§ AIM OF THE EXERCISE
Check each line of the listing below for the word "Project" and say how many lines have it. Nothing else should be written.

Dataset records

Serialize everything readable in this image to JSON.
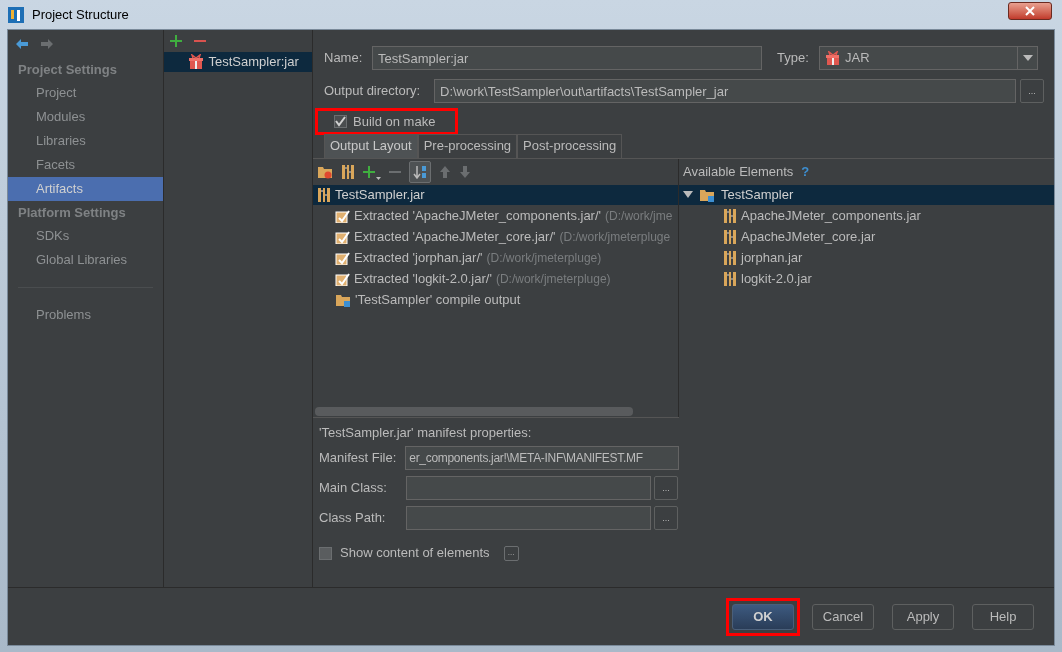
{
  "window": {
    "title": "Project Structure"
  },
  "sidebar": {
    "sections": [
      {
        "heading": "Project Settings",
        "items": [
          {
            "label": "Project",
            "selected": false
          },
          {
            "label": "Modules",
            "selected": false
          },
          {
            "label": "Libraries",
            "selected": false
          },
          {
            "label": "Facets",
            "selected": false
          },
          {
            "label": "Artifacts",
            "selected": true
          }
        ]
      },
      {
        "heading": "Platform Settings",
        "items": [
          {
            "label": "SDKs",
            "selected": false
          },
          {
            "label": "Global Libraries",
            "selected": false
          }
        ]
      }
    ],
    "footer_items": [
      {
        "label": "Problems",
        "selected": false
      }
    ]
  },
  "artifacts": [
    {
      "label": "TestSampler:jar",
      "selected": true
    }
  ],
  "form": {
    "name_label": "Name:",
    "name": "TestSampler:jar",
    "type_label": "Type:",
    "type": "JAR",
    "output_label": "Output directory:",
    "output_dir": "D:\\work\\TestSampler\\out\\artifacts\\TestSampler_jar",
    "browse": "...",
    "build_on_make": {
      "label": "Build on make",
      "checked": true,
      "highlighted": true
    }
  },
  "tabs": [
    {
      "label": "Output Layout",
      "selected": true
    },
    {
      "label": "Pre-processing",
      "selected": false
    },
    {
      "label": "Post-processing",
      "selected": false
    }
  ],
  "layout_tree": {
    "root": {
      "label": "TestSampler.jar",
      "selected": true
    },
    "children": [
      {
        "kind": "extracted",
        "label": "Extracted 'ApacheJMeter_components.jar/'",
        "path": "(D:/work/jme",
        "selected": false
      },
      {
        "kind": "extracted",
        "label": "Extracted 'ApacheJMeter_core.jar/'",
        "path": "(D:/work/jmeterpluge",
        "selected": false
      },
      {
        "kind": "extracted",
        "label": "Extracted 'jorphan.jar/'",
        "path": "(D:/work/jmeterpluge)",
        "selected": false
      },
      {
        "kind": "extracted",
        "label": "Extracted 'logkit-2.0.jar/'",
        "path": "(D:/work/jmeterpluge)",
        "selected": false
      },
      {
        "kind": "output",
        "label": "'TestSampler' compile output",
        "selected": false
      }
    ]
  },
  "available": {
    "title": "Available Elements",
    "help": "?",
    "root": {
      "label": "TestSampler",
      "expanded": true,
      "selected": true,
      "children": [
        {
          "label": "ApacheJMeter_components.jar",
          "selected": false
        },
        {
          "label": "ApacheJMeter_core.jar",
          "selected": false
        },
        {
          "label": "jorphan.jar",
          "selected": false
        },
        {
          "label": "logkit-2.0.jar",
          "selected": false
        }
      ]
    }
  },
  "manifest": {
    "title": "'TestSampler.jar' manifest properties:",
    "fields": [
      {
        "label": "Manifest File:",
        "value": "er_components.jar!\\META-INF\\MANIFEST.MF"
      },
      {
        "label": "Main Class:",
        "button": "..."
      },
      {
        "label": "Class Path:",
        "button": "..."
      }
    ],
    "show_content": {
      "label": "Show content of elements",
      "checked": false,
      "button": "..."
    }
  },
  "buttons": [
    {
      "label": "OK",
      "default": true,
      "highlighted": true
    },
    {
      "label": "Cancel",
      "default": false,
      "highlighted": false
    },
    {
      "label": "Apply",
      "default": false,
      "highlighted": false
    },
    {
      "label": "Help",
      "default": false,
      "highlighted": false
    }
  ]
}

§ REPLY TO THE TASK
3